**Required task:**
Output all lines exactly, with nothing added or dropped.

**Given data:**
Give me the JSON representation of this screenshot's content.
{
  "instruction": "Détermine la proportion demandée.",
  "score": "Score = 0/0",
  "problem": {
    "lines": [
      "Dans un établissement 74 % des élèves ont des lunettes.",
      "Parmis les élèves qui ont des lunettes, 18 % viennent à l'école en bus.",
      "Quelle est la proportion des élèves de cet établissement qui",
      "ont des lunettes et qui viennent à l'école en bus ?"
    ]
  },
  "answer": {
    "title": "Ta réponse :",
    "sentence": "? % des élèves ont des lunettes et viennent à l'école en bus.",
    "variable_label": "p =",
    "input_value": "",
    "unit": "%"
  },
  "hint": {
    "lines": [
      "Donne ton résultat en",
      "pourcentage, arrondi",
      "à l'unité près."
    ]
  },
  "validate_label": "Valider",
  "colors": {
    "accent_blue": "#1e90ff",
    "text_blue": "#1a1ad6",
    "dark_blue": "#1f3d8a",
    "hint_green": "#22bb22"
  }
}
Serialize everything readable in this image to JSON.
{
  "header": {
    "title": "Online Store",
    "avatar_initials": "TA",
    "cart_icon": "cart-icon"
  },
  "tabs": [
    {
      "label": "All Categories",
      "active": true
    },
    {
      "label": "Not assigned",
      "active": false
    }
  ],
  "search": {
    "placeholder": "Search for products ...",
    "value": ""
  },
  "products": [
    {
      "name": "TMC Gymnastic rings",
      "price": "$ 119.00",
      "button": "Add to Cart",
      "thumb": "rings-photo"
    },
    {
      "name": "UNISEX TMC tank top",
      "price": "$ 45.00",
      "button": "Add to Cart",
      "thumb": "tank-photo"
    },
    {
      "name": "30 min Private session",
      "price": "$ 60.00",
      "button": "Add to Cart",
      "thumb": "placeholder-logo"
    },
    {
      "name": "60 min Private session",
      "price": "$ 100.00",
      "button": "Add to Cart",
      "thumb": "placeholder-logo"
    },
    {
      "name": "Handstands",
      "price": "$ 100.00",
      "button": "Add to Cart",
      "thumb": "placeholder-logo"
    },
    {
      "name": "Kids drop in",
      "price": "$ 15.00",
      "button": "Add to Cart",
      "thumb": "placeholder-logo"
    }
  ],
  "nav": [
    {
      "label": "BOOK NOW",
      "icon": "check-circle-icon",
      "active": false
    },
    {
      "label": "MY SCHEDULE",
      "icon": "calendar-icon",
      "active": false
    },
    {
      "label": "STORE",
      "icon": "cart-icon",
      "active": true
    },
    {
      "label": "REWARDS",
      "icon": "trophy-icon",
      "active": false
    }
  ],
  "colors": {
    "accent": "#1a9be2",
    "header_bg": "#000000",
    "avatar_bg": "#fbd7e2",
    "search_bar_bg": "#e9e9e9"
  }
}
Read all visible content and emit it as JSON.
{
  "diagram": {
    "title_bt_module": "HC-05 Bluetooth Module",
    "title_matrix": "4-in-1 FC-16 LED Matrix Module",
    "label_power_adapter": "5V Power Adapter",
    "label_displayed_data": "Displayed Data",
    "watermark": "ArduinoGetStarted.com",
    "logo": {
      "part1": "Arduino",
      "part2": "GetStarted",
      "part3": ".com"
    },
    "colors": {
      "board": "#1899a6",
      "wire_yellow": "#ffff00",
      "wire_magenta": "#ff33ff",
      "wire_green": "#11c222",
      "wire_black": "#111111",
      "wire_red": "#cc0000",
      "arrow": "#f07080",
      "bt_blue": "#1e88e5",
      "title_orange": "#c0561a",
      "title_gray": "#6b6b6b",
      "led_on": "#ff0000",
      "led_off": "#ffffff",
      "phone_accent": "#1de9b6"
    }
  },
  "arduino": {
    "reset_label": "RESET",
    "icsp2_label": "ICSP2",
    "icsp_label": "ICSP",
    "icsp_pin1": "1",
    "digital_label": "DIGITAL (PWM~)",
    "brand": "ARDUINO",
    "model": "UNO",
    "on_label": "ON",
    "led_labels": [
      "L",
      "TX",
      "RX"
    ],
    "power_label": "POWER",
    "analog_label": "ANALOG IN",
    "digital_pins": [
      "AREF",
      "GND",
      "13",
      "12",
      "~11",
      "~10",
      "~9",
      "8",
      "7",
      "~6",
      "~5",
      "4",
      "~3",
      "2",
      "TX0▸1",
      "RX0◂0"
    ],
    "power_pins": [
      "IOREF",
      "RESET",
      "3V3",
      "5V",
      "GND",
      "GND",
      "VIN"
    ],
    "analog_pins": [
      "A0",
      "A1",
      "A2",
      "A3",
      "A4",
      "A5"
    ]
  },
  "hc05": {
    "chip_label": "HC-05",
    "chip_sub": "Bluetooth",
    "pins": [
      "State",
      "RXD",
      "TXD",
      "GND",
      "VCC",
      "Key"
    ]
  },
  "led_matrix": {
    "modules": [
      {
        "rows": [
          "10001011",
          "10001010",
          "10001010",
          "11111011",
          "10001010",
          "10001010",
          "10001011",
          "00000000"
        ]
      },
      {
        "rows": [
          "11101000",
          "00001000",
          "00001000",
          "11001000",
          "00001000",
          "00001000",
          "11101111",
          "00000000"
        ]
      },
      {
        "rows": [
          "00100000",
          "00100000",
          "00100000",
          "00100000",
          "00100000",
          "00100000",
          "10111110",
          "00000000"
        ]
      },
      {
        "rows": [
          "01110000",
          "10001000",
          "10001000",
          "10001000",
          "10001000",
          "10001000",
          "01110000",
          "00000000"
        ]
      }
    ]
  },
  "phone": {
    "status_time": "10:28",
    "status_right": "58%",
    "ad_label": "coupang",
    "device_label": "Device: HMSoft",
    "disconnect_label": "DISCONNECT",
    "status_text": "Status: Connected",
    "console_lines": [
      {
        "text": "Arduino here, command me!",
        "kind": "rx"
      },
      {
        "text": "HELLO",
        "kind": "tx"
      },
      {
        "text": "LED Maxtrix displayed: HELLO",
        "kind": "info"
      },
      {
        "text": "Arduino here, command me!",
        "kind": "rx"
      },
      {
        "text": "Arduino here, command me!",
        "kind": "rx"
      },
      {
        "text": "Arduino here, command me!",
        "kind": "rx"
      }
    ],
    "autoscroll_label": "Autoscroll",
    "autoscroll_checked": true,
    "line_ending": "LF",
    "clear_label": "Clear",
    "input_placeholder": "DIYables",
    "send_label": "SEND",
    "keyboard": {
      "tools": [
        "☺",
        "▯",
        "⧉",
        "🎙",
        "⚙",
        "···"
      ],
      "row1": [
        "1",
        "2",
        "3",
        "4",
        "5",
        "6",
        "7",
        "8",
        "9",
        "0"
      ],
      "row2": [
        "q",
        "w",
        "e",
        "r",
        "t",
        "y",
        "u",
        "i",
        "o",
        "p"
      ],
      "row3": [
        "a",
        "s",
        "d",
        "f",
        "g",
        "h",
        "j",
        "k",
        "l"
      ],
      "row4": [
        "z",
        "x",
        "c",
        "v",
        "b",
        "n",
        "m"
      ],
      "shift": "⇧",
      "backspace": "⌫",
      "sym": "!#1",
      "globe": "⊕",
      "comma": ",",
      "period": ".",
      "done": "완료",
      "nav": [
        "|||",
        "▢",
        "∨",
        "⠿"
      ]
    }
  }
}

**Complete output:**
Give me the JSON representation of this screenshot's content.
{
  "instruction": "Détermine la proportion demandée.",
  "score": "Score = 0/0",
  "problem": {
    "lines": [
      "Dans un établissement 74 % des élèves ont des lunettes.",
      "Parmis les élèves qui ont des lunettes, 18 % viennent à l'école en bus.",
      "Quelle est la proportion des élèves de cet établissement qui",
      "ont des lunettes et qui viennent à l'école en bus ?"
    ]
  },
  "answer": {
    "title": "Ta réponse :",
    "sentence": "? % des élèves ont des lunettes et viennent à l'école en bus.",
    "variable_label": "p =",
    "input_value": "",
    "unit": "%"
  },
  "hint": {
    "lines": [
      "Donne ton résultat en",
      "pourcentage, arrondi",
      "à l'unité près."
    ]
  },
  "validate_label": "Valider",
  "colors": {
    "accent_blue": "#1e90ff",
    "text_blue": "#1a1ad6",
    "dark_blue": "#1f3d8a",
    "hint_green": "#22bb22"
  }
}
Serialize everything readable in this image to JSON.
{
  "header": {
    "title": "Online Store",
    "avatar_initials": "TA",
    "cart_icon": "cart-icon"
  },
  "tabs": [
    {
      "label": "All Categories",
      "active": true
    },
    {
      "label": "Not assigned",
      "active": false
    }
  ],
  "search": {
    "placeholder": "Search for products ...",
    "value": ""
  },
  "products": [
    {
      "name": "TMC Gymnastic rings",
      "price": "$ 119.00",
      "button": "Add to Cart",
      "thumb": "rings-photo"
    },
    {
      "name": "UNISEX TMC tank top",
      "price": "$ 45.00",
      "button": "Add to Cart",
      "thumb": "tank-photo"
    },
    {
      "name": "30 min Private session",
      "price": "$ 60.00",
      "button": "Add to Cart",
      "thumb": "placeholder-logo"
    },
    {
      "name": "60 min Private session",
      "price": "$ 100.00",
      "button": "Add to Cart",
      "thumb": "placeholder-logo"
    },
    {
      "name": "Handstands",
      "price": "$ 100.00",
      "button": "Add to Cart",
      "thumb": "placeholder-logo"
    },
    {
      "name": "Kids drop in",
      "price": "$ 15.00",
      "button": "Add to Cart",
      "thumb": "placeholder-logo"
    }
  ],
  "nav": [
    {
      "label": "BOOK NOW",
      "icon": "check-circle-icon",
      "active": false
    },
    {
      "label": "MY SCHEDULE",
      "icon": "calendar-icon",
      "active": false
    },
    {
      "label": "STORE",
      "icon": "cart-icon",
      "active": true
    },
    {
      "label": "REWARDS",
      "icon": "trophy-icon",
      "active": false
    }
  ],
  "colors": {
    "accent": "#1a9be2",
    "header_bg": "#000000",
    "avatar_bg": "#fbd7e2",
    "search_bar_bg": "#e9e9e9"
  }
}
Read all visible content and emit it as JSON.
{
  "diagram": {
    "title_bt_module": "HC-05 Bluetooth Module",
    "title_matrix": "4-in-1 FC-16 LED Matrix Module",
    "label_power_adapter": "5V Power Adapter",
    "label_displayed_data": "Displayed Data",
    "watermark": "ArduinoGetStarted.com",
    "logo": {
      "part1": "Arduino",
      "part2": "GetStarted",
      "part3": ".com"
    },
    "colors": {
      "board": "#1899a6",
      "wire_yellow": "#ffff00",
      "wire_magenta": "#ff33ff",
      "wire_green": "#11c222",
      "wire_black": "#111111",
      "wire_red": "#cc0000",
      "arrow": "#f07080",
      "bt_blue": "#1e88e5",
      "title_orange": "#c0561a",
      "title_gray": "#6b6b6b",
      "led_on": "#ff0000",
      "led_off": "#ffffff",
      "phone_accent": "#1de9b6"
    }
  },
  "arduino": {
    "reset_label": "RESET",
    "icsp2_label": "ICSP2",
    "icsp_label": "ICSP",
    "icsp_pin1": "1",
    "digital_label": "DIGITAL (PWM~)",
    "brand": "ARDUINO",
    "model": "UNO",
    "on_label": "ON",
    "led_labels": [
      "L",
      "TX",
      "RX"
    ],
    "power_label": "POWER",
    "analog_label": "ANALOG IN",
    "digital_pins": [
      "AREF",
      "GND",
      "13",
      "12",
      "~11",
      "~10",
      "~9",
      "8",
      "7",
      "~6",
      "~5",
      "4",
      "~3",
      "2",
      "TX0▸1",
      "RX0◂0"
    ],
    "power_pins": [
      "IOREF",
      "RESET",
      "3V3",
      "5V",
      "GND",
      "GND",
      "VIN"
    ],
    "analog_pins": [
      "A0",
      "A1",
      "A2",
      "A3",
      "A4",
      "A5"
    ]
  },
  "hc05": {
    "chip_label": "HC-05",
    "chip_sub": "Bluetooth",
    "pins": [
      "State",
      "RXD",
      "TXD",
      "GND",
      "VCC",
      "Key"
    ]
  },
  "led_matrix": {
    "modules": [
      {
        "rows": [
          "10001011",
          "10001010",
          "10001010",
          "11111011",
          "10001010",
          "10001010",
          "10001011",
          "00000000"
        ]
      },
      {
        "rows": [
          "11101000",
          "00001000",
          "00001000",
          "11001000",
          "00001000",
          "00001000",
          "11101111",
          "00000000"
        ]
      },
      {
        "rows": [
          "00100000",
          "00100000",
          "00100000",
          "00100000",
          "00100000",
          "00100000",
          "10111110",
          "00000000"
        ]
      },
      {
        "rows": [
          "01110000",
          "10001000",
          "10001000",
          "10001000",
          "10001000",
          "10001000",
          "01110000",
          "00000000"
        ]
      }
    ]
  },
  "phone": {
    "status_time": "10:28",
    "status_right": "58%",
    "ad_label": "coupang",
    "device_label": "Device: HMSoft",
    "disconnect_label": "DISCONNECT",
    "status_text": "Status: Connected",
    "console_lines": [
      {
        "text": "Arduino here, command me!",
        "kind": "rx"
      },
      {
        "text": "HELLO",
        "kind": "tx"
      },
      {
        "text": "LED Maxtrix displayed: HELLO",
        "kind": "info"
      },
      {
        "text": "Arduino here, command me!",
        "kind": "rx"
      },
      {
        "text": "Arduino here, command me!",
        "kind": "rx"
      },
      {
        "text": "Arduino here, command me!",
        "kind": "rx"
      }
    ],
    "autoscroll_label": "Autoscroll",
    "autoscroll_checked": true,
    "line_ending": "LF",
    "clear_label": "Clear",
    "input_placeholder": "DIYables",
    "send_label": "SEND",
    "keyboard": {
      "tools": [
        "☺",
        "▯",
        "⧉",
        "🎙",
        "⚙",
        "···"
      ],
      "row1": [
        "1",
        "2",
        "3",
        "4",
        "5",
        "6",
        "7",
        "8",
        "9",
        "0"
      ],
      "row2": [
        "q",
        "w",
        "e",
        "r",
        "t",
        "y",
        "u",
        "i",
        "o",
        "p"
      ],
      "row3": [
        "a",
        "s",
        "d",
        "f",
        "g",
        "h",
        "j",
        "k",
        "l"
      ],
      "row4": [
        "z",
        "x",
        "c",
        "v",
        "b",
        "n",
        "m"
      ],
      "shift": "⇧",
      "backspace": "⌫",
      "sym": "!#1",
      "globe": "⊕",
      "comma": ",",
      "period": ".",
      "done": "완료",
      "nav": [
        "|||",
        "▢",
        "∨",
        "⠿"
      ]
    }
  }
}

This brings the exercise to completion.